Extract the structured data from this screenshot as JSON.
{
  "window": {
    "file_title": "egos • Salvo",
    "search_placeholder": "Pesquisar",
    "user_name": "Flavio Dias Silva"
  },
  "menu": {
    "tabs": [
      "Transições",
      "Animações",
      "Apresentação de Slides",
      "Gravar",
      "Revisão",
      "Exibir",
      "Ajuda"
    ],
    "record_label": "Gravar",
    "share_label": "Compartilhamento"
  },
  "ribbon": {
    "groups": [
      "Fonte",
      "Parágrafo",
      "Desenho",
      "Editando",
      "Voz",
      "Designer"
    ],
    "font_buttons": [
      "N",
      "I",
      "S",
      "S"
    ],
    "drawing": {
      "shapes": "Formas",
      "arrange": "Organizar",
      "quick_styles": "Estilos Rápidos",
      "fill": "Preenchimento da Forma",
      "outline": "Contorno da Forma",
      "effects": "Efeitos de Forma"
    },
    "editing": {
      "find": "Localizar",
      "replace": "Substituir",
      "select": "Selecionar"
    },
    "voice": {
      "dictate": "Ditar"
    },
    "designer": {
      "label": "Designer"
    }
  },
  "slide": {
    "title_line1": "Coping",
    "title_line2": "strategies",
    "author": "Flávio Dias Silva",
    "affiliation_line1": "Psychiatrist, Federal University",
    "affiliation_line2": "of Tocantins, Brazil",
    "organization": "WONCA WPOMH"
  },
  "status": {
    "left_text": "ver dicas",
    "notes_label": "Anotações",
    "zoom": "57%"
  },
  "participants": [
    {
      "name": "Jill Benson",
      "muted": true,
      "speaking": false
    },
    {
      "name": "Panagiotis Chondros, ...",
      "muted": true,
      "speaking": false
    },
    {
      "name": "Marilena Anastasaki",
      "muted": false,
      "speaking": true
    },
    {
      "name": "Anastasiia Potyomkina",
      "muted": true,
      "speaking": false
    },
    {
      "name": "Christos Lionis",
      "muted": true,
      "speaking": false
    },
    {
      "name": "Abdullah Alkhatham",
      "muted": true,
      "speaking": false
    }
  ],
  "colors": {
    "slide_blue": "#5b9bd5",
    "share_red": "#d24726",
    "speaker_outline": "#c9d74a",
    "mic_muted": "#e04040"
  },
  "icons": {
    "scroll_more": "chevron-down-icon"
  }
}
----
# Instructions to follow:
Every record shown above should be written out again exactly.

# Task solution:
Extract the structured data from this screenshot as JSON.
{
  "window": {
    "file_title": "egos • Salvo",
    "search_placeholder": "Pesquisar",
    "user_name": "Flavio Dias Silva"
  },
  "menu": {
    "tabs": [
      "Transições",
      "Animações",
      "Apresentação de Slides",
      "Gravar",
      "Revisão",
      "Exibir",
      "Ajuda"
    ],
    "record_label": "Gravar",
    "share_label": "Compartilhamento"
  },
  "ribbon": {
    "groups": [
      "Fonte",
      "Parágrafo",
      "Desenho",
      "Editando",
      "Voz",
      "Designer"
    ],
    "font_buttons": [
      "N",
      "I",
      "S",
      "S"
    ],
    "drawing": {
      "shapes": "Formas",
      "arrange": "Organizar",
      "quick_styles": "Estilos Rápidos",
      "fill": "Preenchimento da Forma",
      "outline": "Contorno da Forma",
      "effects": "Efeitos de Forma"
    },
    "editing": {
      "find": "Localizar",
      "replace": "Substituir",
      "select": "Selecionar"
    },
    "voice": {
      "dictate": "Ditar"
    },
    "designer": {
      "label": "Designer"
    }
  },
  "slide": {
    "title_line1": "Coping",
    "title_line2": "strategies",
    "author": "Flávio Dias Silva",
    "affiliation_line1": "Psychiatrist, Federal University",
    "affiliation_line2": "of Tocantins, Brazil",
    "organization": "WONCA WPOMH"
  },
  "status": {
    "left_text": "ver dicas",
    "notes_label": "Anotações",
    "zoom": "57%"
  },
  "participants": [
    {
      "name": "Jill Benson",
      "muted": true,
      "speaking": false
    },
    {
      "name": "Panagiotis Chondros, ...",
      "muted": true,
      "speaking": false
    },
    {
      "name": "Marilena Anastasaki",
      "muted": false,
      "speaking": true
    },
    {
      "name": "Anastasiia Potyomkina",
      "muted": true,
      "speaking": false
    },
    {
      "name": "Christos Lionis",
      "muted": true,
      "speaking": false
    },
    {
      "name": "Abdullah Alkhatham",
      "muted": true,
      "speaking": false
    }
  ],
  "colors": {
    "slide_blue": "#5b9bd5",
    "share_red": "#d24726",
    "speaker_outline": "#c9d74a",
    "mic_muted": "#e04040"
  },
  "icons": {
    "scroll_more": "chevron-down-icon"
  }
}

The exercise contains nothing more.